• [Set problem]: Filter the entries and keep only the lines where the string "name" appears.

• [Supplied records]:
# # # # #
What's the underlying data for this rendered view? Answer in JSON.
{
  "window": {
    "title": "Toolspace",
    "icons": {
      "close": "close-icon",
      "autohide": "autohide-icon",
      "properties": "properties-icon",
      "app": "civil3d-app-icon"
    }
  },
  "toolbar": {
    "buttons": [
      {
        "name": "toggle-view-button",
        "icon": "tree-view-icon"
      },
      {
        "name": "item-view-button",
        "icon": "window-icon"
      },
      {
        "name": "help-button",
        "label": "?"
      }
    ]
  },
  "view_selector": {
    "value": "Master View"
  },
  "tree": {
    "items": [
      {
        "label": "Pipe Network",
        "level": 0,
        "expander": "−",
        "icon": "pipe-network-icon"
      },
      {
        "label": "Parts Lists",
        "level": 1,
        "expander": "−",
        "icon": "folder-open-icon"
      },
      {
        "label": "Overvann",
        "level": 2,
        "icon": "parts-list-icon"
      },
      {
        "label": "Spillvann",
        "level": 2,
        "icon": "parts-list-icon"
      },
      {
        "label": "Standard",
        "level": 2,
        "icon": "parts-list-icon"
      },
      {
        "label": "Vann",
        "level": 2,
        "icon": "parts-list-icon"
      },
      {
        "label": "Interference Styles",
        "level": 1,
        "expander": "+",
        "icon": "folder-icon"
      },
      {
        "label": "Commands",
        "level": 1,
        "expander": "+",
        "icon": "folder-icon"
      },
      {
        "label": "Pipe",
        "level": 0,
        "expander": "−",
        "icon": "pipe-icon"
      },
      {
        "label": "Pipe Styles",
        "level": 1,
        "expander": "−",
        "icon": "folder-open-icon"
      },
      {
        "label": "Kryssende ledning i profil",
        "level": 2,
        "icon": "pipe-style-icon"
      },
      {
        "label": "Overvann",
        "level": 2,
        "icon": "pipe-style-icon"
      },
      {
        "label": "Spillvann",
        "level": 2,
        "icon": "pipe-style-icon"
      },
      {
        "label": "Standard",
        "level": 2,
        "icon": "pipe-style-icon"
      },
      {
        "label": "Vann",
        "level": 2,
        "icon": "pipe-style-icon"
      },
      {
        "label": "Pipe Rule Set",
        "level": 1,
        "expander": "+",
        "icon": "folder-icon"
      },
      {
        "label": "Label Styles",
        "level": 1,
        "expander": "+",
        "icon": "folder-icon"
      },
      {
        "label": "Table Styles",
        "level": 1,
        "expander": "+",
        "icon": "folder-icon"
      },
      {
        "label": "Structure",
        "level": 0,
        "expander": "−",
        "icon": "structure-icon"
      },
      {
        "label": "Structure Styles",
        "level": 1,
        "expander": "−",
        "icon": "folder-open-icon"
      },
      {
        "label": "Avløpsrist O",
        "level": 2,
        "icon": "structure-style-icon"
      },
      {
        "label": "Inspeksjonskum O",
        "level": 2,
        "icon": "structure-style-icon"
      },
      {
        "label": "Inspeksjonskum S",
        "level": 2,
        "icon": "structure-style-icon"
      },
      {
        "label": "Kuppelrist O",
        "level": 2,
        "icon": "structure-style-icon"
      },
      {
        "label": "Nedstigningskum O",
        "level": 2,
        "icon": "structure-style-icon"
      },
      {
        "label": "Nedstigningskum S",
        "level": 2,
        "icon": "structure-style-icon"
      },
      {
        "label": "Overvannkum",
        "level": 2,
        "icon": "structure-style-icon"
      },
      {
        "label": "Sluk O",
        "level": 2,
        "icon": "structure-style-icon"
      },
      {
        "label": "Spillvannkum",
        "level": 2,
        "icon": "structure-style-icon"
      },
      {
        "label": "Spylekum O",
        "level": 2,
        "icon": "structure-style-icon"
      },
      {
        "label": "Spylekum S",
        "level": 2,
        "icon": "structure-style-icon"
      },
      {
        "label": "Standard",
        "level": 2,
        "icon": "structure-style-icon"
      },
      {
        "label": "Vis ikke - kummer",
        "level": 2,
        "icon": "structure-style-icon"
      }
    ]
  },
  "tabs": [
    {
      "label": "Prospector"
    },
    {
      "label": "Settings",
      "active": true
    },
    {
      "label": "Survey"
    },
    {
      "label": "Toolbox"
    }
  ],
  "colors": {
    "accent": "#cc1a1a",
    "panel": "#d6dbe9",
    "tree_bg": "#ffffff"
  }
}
# # # # #
• [The answer]:
        "name": "toggle-view-button",
        "name": "item-view-button",
        "name": "help-button",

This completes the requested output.